### WHAT TO WORK ON
Answer these questions using the article on the AI panel.
(a) On what date was the panel held, and where?
(b) What is Murad Hemmadi's job?
(c) Since what year has Mahima Singh been using AI in specific contexts?

### SELECTED PASSAGE
═══
Four panelists sitting at the front of a room, with an audience facing them.

A panel of industry professionals take on generative AI in Canadian newsrooms

Four panelists sitting at the front of a room, with an audience facing them.
From left to right, Cody Gault, Mahima Singh, Sarah Thompson, Murad Hemmadi/ Photo by Leonor Dias

“When we talk about generative AI,” says Cody Gault, “there is fear that it’s going to take newsroom jobs.” Gault, product manager at the Toronto Star, saying what was on everyone’s mind on a panel on the future of AI in newsrooms to an audience of working journalists, retired professionals, students, and professors.


Gault was joined on March 11, 2025 at Toronto Metropolitan University’s Rogers Communication Centre by three other industry experts on AI in Canadian journalism. Hosted by the Review of Journalism in The Catalyst and moderated by TMU alumnus Aloysius Wong and TMU journalism student Sandra Ingram, the four panelists dove into the ethics and implications of integrating AI in news production.

Is ChatGPT in the Newsroom?

A subset of generative AI is large language models (LLMs) such as ChatGPT and Google Gemini, which can be used for everything from software coding assistance to in-depth research. Sarah Thompson, chief commercial officer at Mantis Group with an extensive background in data evaluation and ethical data supply, describes AI as modelling applied to data to make sense of it, streamline it, and drive insight.

But how newsrooms use these tools varies. Murad Hemmadi, AI reporter for The Logic, says his use of AI in the newsroom is limited. “It might be used for research, data gathering, data cleaning, that kind of thing, but the actual words we publish will not have been generated by AI.”

Programs like Otter.ai are useful to journalists because they can generate transcriptions quickly and effectively. Gault says the tool is invaluable. “In the case of transcription, generative AI takes the worst part of the job … AI transcription is not cheating—it makes the journalism better, and makes reporters faster and more accurate.”

Mahima Singh, a data editor at The Globe and Mail, says she has been using AI in specific contexts since 2010 to assist with automation and data analysis. “It was basically something to help me make sense of a very large data set and help me automate mundane tasks and analyze things faster.”

How Is It Impacting Journalists?

Thompson believes that humans should always lead the creative process, even when integrating AI. “To me, it presents a lot of opportunities to take content and put it into different forms, but it should always be generated, first and foremost, by a human being,” she says. As for AI-generated content in the news industry, she points to existing concerns of how tools like OpenAI scrape together existing journalism and recycle it on other platforms. “LLMs or AI tools are going to syphon ad revenue from legitimate publishers,” she says. “They don’t go to The Logic, they don’t go to The Globe and Mail, they don’t go to the Toronto Star. It’s creating noise where we need to get to the human-generated side.”
═══
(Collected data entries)
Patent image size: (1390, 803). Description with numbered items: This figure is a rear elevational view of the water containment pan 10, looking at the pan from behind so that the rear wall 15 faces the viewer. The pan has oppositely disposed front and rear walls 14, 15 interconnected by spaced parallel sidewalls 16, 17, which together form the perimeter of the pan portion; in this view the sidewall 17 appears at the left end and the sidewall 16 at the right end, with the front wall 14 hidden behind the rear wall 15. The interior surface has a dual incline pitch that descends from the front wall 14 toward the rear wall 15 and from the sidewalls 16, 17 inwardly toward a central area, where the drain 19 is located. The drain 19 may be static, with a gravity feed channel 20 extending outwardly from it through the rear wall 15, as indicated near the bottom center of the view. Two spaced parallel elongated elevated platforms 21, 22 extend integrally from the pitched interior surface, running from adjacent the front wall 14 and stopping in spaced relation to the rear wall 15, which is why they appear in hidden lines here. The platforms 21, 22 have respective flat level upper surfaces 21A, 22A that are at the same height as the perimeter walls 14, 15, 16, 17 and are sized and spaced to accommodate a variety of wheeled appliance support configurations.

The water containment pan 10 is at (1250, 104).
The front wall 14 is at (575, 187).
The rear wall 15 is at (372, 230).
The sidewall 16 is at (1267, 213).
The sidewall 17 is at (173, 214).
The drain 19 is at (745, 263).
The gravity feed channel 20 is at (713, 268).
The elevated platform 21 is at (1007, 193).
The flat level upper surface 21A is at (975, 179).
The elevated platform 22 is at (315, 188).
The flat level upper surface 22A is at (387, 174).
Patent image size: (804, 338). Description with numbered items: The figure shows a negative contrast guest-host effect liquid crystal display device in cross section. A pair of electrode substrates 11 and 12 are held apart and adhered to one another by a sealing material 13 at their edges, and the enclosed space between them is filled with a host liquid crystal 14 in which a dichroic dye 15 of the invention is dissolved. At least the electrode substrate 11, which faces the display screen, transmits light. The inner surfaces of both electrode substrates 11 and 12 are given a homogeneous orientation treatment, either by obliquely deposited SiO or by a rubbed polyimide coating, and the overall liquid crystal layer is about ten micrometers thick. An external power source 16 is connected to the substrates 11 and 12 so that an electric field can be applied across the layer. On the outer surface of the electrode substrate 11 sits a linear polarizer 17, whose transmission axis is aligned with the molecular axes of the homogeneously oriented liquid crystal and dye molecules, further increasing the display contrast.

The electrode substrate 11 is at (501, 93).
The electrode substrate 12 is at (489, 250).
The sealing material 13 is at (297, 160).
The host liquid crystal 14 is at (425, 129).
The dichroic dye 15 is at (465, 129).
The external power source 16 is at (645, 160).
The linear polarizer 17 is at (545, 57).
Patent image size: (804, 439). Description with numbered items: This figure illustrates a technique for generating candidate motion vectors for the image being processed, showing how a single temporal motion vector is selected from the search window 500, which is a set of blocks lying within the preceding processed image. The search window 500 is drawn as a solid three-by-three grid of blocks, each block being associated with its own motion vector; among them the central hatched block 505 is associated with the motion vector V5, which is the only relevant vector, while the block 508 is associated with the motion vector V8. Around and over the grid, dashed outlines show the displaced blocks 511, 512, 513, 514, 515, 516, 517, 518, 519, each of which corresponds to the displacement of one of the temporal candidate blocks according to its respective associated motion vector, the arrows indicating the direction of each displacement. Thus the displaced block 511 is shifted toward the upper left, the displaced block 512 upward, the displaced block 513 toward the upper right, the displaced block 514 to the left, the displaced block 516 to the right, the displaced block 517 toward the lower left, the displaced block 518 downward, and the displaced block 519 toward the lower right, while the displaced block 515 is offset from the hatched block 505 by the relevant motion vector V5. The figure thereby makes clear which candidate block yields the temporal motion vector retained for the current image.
═══
### ANSWER FOR THE TASK
(a) March 11, 2025, at Toronto Metropolitan University's Rogers Communication Centre.
(b) He is the AI reporter for The Logic.
(c) Since 2010.